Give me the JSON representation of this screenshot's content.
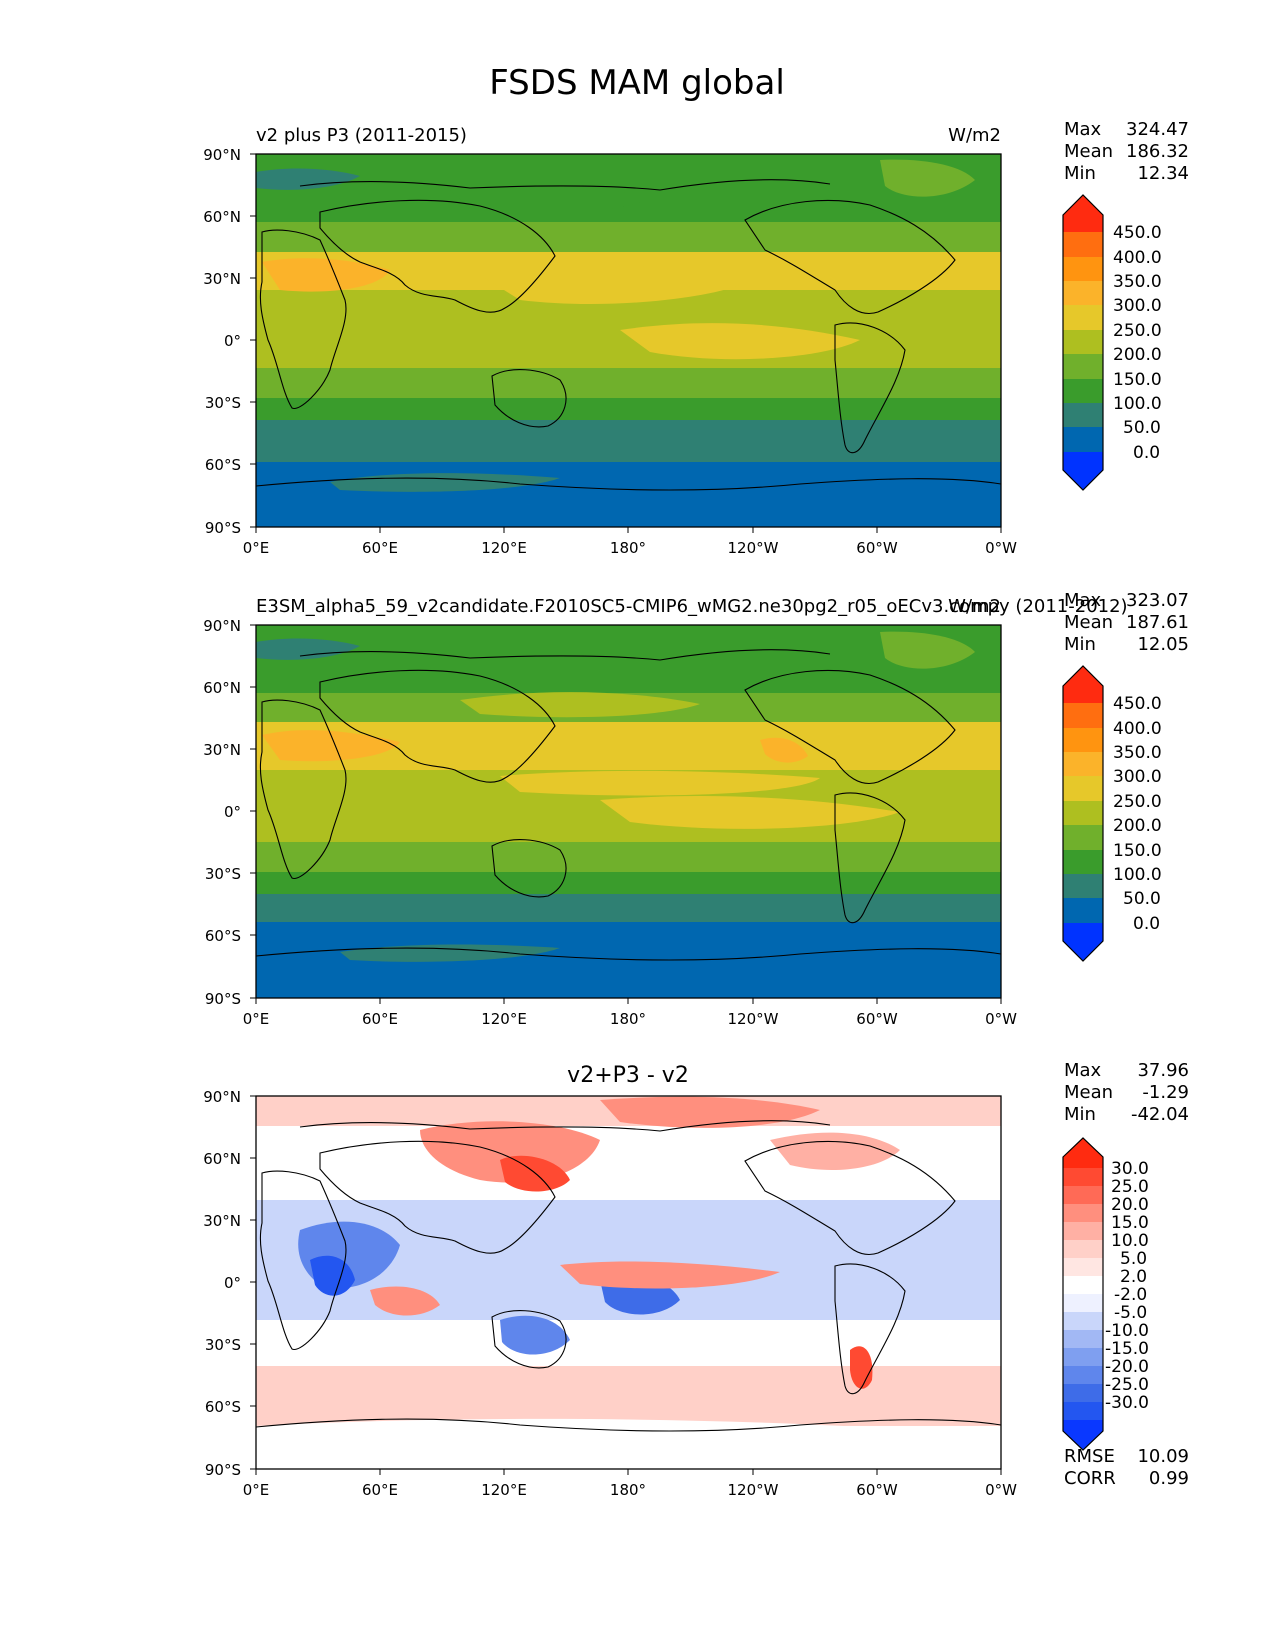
{
  "figure": {
    "title": "FSDS MAM global"
  },
  "lat_ticks": [
    "90°N",
    "60°N",
    "30°N",
    "0°",
    "30°S",
    "60°S",
    "90°S"
  ],
  "lon_ticks": [
    "0°E",
    "60°E",
    "120°E",
    "180°",
    "120°W",
    "60°W",
    "0°W"
  ],
  "colors": {
    "abs": [
      "#0033ff",
      "#0067b0",
      "#2f8073",
      "#3a9c2c",
      "#70b02c",
      "#aebf20",
      "#e6c82a",
      "#fbb32a",
      "#ff9410",
      "#ff6e10",
      "#ff2b10"
    ],
    "diff": [
      "#0a38ff",
      "#2356f0",
      "#3e6ce8",
      "#5f86ec",
      "#7f9ff0",
      "#a2b8f4",
      "#c9d6fa",
      "#eef1ff",
      "#ffffff",
      "#ffe6e2",
      "#ffd0c8",
      "#ffb0a4",
      "#ff8f7e",
      "#ff6a56",
      "#ff4a32",
      "#ff2b10"
    ]
  },
  "chart_data": [
    {
      "type": "heatmap",
      "title_left": "v2 plus P3 (2011-2015)",
      "title_right": "W/m2",
      "stats": {
        "max_label": "Max",
        "max": "324.47",
        "mean_label": "Mean",
        "mean": "186.32",
        "min_label": "Min",
        "min": "12.34"
      },
      "colorbar_levels": [
        "450.0",
        "400.0",
        "350.0",
        "300.0",
        "250.0",
        "200.0",
        "150.0",
        "100.0",
        "50.0",
        "0.0"
      ],
      "xlim": [
        0,
        360
      ],
      "ylim": [
        -90,
        90
      ]
    },
    {
      "type": "heatmap",
      "title_left": "E3SM_alpha5_59_v2candidate.F2010SC5-CMIP6_wMG2.ne30pg2_r05_oECv3.compy (2011-2012)",
      "title_right": "W/m2",
      "stats": {
        "max_label": "Max",
        "max": "323.07",
        "mean_label": "Mean",
        "mean": "187.61",
        "min_label": "Min",
        "min": "12.05"
      },
      "colorbar_levels": [
        "450.0",
        "400.0",
        "350.0",
        "300.0",
        "250.0",
        "200.0",
        "150.0",
        "100.0",
        "50.0",
        "0.0"
      ],
      "xlim": [
        0,
        360
      ],
      "ylim": [
        -90,
        90
      ]
    },
    {
      "type": "heatmap",
      "title_center": "v2+P3 - v2",
      "stats": {
        "max_label": "Max",
        "max": "37.96",
        "mean_label": "Mean",
        "mean": "-1.29",
        "min_label": "Min",
        "min": "-42.04"
      },
      "extra": {
        "rmse_label": "RMSE",
        "rmse": "10.09",
        "corr_label": "CORR",
        "corr": "0.99"
      },
      "colorbar_levels": [
        "30.0",
        "25.0",
        "20.0",
        "15.0",
        "10.0",
        "5.0",
        "2.0",
        "-2.0",
        "-5.0",
        "-10.0",
        "-15.0",
        "-20.0",
        "-25.0",
        "-30.0"
      ],
      "xlim": [
        0,
        360
      ],
      "ylim": [
        -90,
        90
      ]
    }
  ]
}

● ● ● ●

Directive - Pictures are excluded; copy every other part of the records exactly.

Finished answer -
Give me the JSON representation of this screenshot's content.
{
  "figure": {
    "title": "FSDS MAM global"
  },
  "lat_ticks": [
    "90°N",
    "60°N",
    "30°N",
    "0°",
    "30°S",
    "60°S",
    "90°S"
  ],
  "lon_ticks": [
    "0°E",
    "60°E",
    "120°E",
    "180°",
    "120°W",
    "60°W",
    "0°W"
  ],
  "colors": {
    "abs": [
      "#0033ff",
      "#0067b0",
      "#2f8073",
      "#3a9c2c",
      "#70b02c",
      "#aebf20",
      "#e6c82a",
      "#fbb32a",
      "#ff9410",
      "#ff6e10",
      "#ff2b10"
    ],
    "diff": [
      "#0a38ff",
      "#2356f0",
      "#3e6ce8",
      "#5f86ec",
      "#7f9ff0",
      "#a2b8f4",
      "#c9d6fa",
      "#eef1ff",
      "#ffffff",
      "#ffe6e2",
      "#ffd0c8",
      "#ffb0a4",
      "#ff8f7e",
      "#ff6a56",
      "#ff4a32",
      "#ff2b10"
    ]
  },
  "chart_data": [
    {
      "type": "heatmap",
      "title_left": "v2 plus P3 (2011-2015)",
      "title_right": "W/m2",
      "stats": {
        "max_label": "Max",
        "max": "324.47",
        "mean_label": "Mean",
        "mean": "186.32",
        "min_label": "Min",
        "min": "12.34"
      },
      "colorbar_levels": [
        "450.0",
        "400.0",
        "350.0",
        "300.0",
        "250.0",
        "200.0",
        "150.0",
        "100.0",
        "50.0",
        "0.0"
      ],
      "xlim": [
        0,
        360
      ],
      "ylim": [
        -90,
        90
      ]
    },
    {
      "type": "heatmap",
      "title_left": "E3SM_alpha5_59_v2candidate.F2010SC5-CMIP6_wMG2.ne30pg2_r05_oECv3.compy (2011-2012)",
      "title_right": "W/m2",
      "stats": {
        "max_label": "Max",
        "max": "323.07",
        "mean_label": "Mean",
        "mean": "187.61",
        "min_label": "Min",
        "min": "12.05"
      },
      "colorbar_levels": [
        "450.0",
        "400.0",
        "350.0",
        "300.0",
        "250.0",
        "200.0",
        "150.0",
        "100.0",
        "50.0",
        "0.0"
      ],
      "xlim": [
        0,
        360
      ],
      "ylim": [
        -90,
        90
      ]
    },
    {
      "type": "heatmap",
      "title_center": "v2+P3 - v2",
      "stats": {
        "max_label": "Max",
        "max": "37.96",
        "mean_label": "Mean",
        "mean": "-1.29",
        "min_label": "Min",
        "min": "-42.04"
      },
      "extra": {
        "rmse_label": "RMSE",
        "rmse": "10.09",
        "corr_label": "CORR",
        "corr": "0.99"
      },
      "colorbar_levels": [
        "30.0",
        "25.0",
        "20.0",
        "15.0",
        "10.0",
        "5.0",
        "2.0",
        "-2.0",
        "-5.0",
        "-10.0",
        "-15.0",
        "-20.0",
        "-25.0",
        "-30.0"
      ],
      "xlim": [
        0,
        360
      ],
      "ylim": [
        -90,
        90
      ]
    }
  ]
}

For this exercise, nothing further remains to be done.